_About this exercise_.
Read through the entries below and copy each line where "Charles" turns up.

Dataset records:
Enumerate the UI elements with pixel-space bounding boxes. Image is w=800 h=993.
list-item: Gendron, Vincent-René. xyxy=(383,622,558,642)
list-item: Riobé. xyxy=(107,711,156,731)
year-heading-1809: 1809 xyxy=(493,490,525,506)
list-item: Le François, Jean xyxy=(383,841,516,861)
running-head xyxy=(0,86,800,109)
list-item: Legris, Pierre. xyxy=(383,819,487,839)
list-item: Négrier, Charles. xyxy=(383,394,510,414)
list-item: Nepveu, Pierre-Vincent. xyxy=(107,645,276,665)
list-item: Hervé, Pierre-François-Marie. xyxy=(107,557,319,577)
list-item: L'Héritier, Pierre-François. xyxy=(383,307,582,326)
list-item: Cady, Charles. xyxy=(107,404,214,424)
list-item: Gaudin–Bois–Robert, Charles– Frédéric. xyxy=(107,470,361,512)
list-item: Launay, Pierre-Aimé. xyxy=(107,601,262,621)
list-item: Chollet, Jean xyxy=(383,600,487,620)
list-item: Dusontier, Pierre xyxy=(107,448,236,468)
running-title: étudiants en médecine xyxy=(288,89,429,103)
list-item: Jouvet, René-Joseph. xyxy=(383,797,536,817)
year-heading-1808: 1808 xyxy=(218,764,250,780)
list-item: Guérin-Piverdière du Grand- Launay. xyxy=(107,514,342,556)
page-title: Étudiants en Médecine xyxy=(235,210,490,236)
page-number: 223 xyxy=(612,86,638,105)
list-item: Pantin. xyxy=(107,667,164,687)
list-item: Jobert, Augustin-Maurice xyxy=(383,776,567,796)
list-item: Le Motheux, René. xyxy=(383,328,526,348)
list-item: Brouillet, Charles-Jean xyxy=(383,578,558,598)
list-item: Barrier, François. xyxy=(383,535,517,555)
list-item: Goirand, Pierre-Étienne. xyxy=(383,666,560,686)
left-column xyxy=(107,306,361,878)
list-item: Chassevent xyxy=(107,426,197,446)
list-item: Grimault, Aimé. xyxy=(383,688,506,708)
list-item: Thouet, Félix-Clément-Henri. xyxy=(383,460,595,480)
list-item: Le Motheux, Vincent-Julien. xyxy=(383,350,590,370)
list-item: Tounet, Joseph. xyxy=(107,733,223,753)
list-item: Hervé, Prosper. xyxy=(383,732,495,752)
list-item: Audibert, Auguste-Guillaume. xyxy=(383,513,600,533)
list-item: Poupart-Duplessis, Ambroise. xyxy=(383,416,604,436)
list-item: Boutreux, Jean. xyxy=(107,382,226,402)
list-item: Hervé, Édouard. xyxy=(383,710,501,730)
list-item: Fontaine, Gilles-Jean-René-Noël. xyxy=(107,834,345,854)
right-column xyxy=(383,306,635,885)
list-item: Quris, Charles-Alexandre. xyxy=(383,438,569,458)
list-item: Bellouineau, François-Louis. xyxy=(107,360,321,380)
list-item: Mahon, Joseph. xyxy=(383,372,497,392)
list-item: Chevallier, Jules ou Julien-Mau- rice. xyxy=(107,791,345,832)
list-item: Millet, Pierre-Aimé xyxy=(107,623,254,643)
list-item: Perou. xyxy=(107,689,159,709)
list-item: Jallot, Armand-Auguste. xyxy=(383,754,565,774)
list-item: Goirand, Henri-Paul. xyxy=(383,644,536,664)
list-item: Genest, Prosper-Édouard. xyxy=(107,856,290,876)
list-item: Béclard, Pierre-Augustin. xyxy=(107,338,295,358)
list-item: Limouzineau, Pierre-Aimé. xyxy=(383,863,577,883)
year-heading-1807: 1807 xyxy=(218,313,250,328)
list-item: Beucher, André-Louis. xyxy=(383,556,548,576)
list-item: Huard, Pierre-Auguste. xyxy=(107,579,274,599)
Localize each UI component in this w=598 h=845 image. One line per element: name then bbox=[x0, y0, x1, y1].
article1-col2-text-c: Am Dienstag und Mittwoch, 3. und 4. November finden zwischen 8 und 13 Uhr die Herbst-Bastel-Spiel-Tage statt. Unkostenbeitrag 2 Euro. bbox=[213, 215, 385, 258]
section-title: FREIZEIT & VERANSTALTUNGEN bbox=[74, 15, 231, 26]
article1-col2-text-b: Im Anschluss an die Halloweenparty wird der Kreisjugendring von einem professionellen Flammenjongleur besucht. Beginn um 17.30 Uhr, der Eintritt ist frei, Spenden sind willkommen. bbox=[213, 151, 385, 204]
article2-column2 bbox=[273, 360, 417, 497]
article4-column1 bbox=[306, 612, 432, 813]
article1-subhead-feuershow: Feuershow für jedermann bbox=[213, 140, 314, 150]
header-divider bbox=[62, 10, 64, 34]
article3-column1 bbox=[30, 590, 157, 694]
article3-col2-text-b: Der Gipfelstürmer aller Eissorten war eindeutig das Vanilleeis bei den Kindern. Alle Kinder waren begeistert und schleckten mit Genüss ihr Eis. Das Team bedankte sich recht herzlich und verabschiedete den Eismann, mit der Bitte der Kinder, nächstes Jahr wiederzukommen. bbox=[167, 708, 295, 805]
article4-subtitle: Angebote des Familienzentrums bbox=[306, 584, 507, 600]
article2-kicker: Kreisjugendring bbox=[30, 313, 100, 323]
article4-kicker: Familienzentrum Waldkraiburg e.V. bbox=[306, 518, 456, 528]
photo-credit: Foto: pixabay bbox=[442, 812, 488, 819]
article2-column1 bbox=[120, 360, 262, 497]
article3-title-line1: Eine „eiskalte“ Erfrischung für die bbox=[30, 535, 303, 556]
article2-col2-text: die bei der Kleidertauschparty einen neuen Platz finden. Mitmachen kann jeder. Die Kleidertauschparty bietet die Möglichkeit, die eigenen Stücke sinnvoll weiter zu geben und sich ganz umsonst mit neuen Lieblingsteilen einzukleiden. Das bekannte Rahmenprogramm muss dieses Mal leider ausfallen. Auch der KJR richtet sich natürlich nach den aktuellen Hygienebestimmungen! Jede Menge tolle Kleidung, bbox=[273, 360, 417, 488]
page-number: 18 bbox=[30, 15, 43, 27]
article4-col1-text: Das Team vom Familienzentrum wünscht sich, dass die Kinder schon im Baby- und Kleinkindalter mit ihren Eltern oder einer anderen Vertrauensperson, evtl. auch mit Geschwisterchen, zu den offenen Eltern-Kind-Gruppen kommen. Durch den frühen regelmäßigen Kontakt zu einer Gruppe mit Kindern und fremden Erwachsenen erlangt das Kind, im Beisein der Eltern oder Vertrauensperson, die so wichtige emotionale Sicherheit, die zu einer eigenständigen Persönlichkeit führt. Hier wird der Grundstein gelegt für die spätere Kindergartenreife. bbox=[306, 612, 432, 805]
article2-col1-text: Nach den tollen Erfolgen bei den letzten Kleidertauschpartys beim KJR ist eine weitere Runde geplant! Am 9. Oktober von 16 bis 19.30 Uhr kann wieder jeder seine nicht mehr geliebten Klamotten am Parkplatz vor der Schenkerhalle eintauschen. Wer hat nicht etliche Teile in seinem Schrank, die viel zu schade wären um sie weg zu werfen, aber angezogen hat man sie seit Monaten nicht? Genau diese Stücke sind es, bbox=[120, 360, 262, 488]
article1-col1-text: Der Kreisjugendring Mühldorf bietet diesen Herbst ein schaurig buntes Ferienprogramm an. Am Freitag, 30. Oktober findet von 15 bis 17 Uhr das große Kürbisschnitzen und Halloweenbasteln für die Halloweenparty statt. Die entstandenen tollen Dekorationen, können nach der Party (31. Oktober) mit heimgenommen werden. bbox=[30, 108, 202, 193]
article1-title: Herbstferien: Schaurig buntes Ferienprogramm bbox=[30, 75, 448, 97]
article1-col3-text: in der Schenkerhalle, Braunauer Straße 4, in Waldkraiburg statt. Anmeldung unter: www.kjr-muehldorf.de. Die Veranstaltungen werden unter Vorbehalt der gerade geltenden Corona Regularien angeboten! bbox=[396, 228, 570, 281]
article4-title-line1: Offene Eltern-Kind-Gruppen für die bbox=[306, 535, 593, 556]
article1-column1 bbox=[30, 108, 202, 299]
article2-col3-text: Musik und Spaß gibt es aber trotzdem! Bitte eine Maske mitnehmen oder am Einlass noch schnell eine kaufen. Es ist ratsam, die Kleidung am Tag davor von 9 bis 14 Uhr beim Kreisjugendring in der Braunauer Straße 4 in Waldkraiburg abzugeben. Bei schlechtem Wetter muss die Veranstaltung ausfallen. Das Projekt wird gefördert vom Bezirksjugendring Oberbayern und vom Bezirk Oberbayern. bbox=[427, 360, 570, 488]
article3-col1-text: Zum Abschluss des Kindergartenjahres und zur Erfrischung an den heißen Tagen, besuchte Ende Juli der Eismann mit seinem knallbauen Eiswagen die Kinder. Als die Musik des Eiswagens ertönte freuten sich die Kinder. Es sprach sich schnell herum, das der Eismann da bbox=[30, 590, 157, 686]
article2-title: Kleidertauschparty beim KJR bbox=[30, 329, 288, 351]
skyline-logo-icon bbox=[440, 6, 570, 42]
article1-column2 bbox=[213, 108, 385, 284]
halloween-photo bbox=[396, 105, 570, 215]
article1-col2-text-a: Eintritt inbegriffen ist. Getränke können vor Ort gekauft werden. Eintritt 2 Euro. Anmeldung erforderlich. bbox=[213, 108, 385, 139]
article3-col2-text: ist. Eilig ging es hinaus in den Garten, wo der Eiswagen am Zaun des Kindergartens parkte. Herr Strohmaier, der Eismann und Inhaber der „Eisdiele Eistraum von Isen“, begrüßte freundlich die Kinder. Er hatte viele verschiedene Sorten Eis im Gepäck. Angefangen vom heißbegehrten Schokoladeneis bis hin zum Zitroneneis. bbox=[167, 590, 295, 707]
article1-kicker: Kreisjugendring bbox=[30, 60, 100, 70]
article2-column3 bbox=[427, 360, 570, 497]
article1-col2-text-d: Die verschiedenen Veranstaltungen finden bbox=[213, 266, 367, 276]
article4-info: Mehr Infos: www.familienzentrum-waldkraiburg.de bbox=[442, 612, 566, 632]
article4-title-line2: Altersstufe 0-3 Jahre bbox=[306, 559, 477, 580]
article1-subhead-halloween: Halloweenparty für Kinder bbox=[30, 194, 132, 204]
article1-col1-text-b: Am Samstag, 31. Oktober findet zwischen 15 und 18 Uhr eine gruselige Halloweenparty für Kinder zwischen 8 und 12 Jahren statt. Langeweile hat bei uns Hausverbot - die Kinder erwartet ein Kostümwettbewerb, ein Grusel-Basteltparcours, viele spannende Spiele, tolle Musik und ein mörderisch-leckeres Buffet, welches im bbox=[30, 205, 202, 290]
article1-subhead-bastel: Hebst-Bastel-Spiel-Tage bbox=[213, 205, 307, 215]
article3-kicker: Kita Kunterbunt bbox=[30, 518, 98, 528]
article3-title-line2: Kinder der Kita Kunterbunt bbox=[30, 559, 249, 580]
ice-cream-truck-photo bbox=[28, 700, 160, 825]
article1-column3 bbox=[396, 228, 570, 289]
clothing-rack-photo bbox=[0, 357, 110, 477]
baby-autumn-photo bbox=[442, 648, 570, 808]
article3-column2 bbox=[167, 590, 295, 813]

_Response_.
list-item: Négrier, Charles. xyxy=(383,394,510,414)
list-item: Cady, Charles. xyxy=(107,404,214,424)
list-item: Gaudin–Bois–Robert, Charles– Frédéric. xyxy=(107,470,361,512)
list-item: Brouillet, Charles-Jean xyxy=(383,578,558,598)
list-item: Quris, Charles-Alexandre. xyxy=(383,438,569,458)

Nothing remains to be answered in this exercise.